Could you print all the entries exactly?

[Collected data entries]
━━━━━━━━━━

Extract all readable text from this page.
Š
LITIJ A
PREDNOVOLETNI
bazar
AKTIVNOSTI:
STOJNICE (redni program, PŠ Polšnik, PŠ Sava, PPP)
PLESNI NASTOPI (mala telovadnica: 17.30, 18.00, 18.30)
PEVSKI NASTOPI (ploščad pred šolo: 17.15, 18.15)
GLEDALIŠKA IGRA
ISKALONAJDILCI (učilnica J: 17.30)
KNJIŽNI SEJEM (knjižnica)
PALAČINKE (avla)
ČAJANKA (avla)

━━━━━━━━━━

## TASK RESPONSE
Extract all readable text from this page.
Š
LITIJ A
PREDNOVOLETNI
bazar
AKTIVNOSTI:
STOJNICE (redni program, PŠ Polšnik, PŠ Sava, PPP)
PLESNI NASTOPI (mala telovadnica: 17.30, 18.00, 18.30)
PEVSKI NASTOPI (ploščad pred šolo: 17.15, 18.15)
GLEDALIŠKA IGRA
ISKALONAJDILCI (učilnica J: 17.30)
KNJIŽNI SEJEM (knjižnica)
PALAČINKE (avla)
ČAJANKA (avla)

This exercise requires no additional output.